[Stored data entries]
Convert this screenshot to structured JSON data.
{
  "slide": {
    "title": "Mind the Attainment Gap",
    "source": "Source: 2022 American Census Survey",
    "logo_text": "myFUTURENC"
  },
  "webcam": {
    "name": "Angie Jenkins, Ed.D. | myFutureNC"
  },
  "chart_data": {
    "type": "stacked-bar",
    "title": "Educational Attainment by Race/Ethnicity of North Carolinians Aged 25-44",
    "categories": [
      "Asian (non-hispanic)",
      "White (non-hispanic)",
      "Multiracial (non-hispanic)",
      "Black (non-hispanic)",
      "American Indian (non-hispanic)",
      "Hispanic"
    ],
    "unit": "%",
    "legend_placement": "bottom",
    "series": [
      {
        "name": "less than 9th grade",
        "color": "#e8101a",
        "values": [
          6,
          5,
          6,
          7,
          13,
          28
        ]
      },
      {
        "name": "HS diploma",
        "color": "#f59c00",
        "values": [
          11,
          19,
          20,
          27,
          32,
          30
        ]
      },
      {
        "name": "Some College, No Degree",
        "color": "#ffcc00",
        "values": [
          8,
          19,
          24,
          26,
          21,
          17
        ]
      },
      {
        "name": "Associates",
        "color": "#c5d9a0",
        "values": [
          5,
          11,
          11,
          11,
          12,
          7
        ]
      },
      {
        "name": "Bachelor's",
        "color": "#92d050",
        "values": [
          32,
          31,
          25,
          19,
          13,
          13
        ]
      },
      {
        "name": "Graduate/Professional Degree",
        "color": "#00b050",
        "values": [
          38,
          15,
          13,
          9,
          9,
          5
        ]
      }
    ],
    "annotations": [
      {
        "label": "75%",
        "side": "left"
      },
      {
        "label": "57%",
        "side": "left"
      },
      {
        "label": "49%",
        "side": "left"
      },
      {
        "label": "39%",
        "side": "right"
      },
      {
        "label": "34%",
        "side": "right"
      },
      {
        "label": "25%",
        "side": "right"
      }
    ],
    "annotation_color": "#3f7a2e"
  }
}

> [STATED PROBLEM] Reproduce every record, matching each line exactly.

> [EXERCISE RESULT]
Convert this screenshot to structured JSON data.
{
  "slide": {
    "title": "Mind the Attainment Gap",
    "source": "Source: 2022 American Census Survey",
    "logo_text": "myFUTURENC"
  },
  "webcam": {
    "name": "Angie Jenkins, Ed.D. | myFutureNC"
  },
  "chart_data": {
    "type": "stacked-bar",
    "title": "Educational Attainment by Race/Ethnicity of North Carolinians Aged 25-44",
    "categories": [
      "Asian (non-hispanic)",
      "White (non-hispanic)",
      "Multiracial (non-hispanic)",
      "Black (non-hispanic)",
      "American Indian (non-hispanic)",
      "Hispanic"
    ],
    "unit": "%",
    "legend_placement": "bottom",
    "series": [
      {
        "name": "less than 9th grade",
        "color": "#e8101a",
        "values": [
          6,
          5,
          6,
          7,
          13,
          28
        ]
      },
      {
        "name": "HS diploma",
        "color": "#f59c00",
        "values": [
          11,
          19,
          20,
          27,
          32,
          30
        ]
      },
      {
        "name": "Some College, No Degree",
        "color": "#ffcc00",
        "values": [
          8,
          19,
          24,
          26,
          21,
          17
        ]
      },
      {
        "name": "Associates",
        "color": "#c5d9a0",
        "values": [
          5,
          11,
          11,
          11,
          12,
          7
        ]
      },
      {
        "name": "Bachelor's",
        "color": "#92d050",
        "values": [
          32,
          31,
          25,
          19,
          13,
          13
        ]
      },
      {
        "name": "Graduate/Professional Degree",
        "color": "#00b050",
        "values": [
          38,
          15,
          13,
          9,
          9,
          5
        ]
      }
    ],
    "annotations": [
      {
        "label": "75%",
        "side": "left"
      },
      {
        "label": "57%",
        "side": "left"
      },
      {
        "label": "49%",
        "side": "left"
      },
      {
        "label": "39%",
        "side": "right"
      },
      {
        "label": "34%",
        "side": "right"
      },
      {
        "label": "25%",
        "side": "right"
      }
    ],
    "annotation_color": "#3f7a2e"
  }
}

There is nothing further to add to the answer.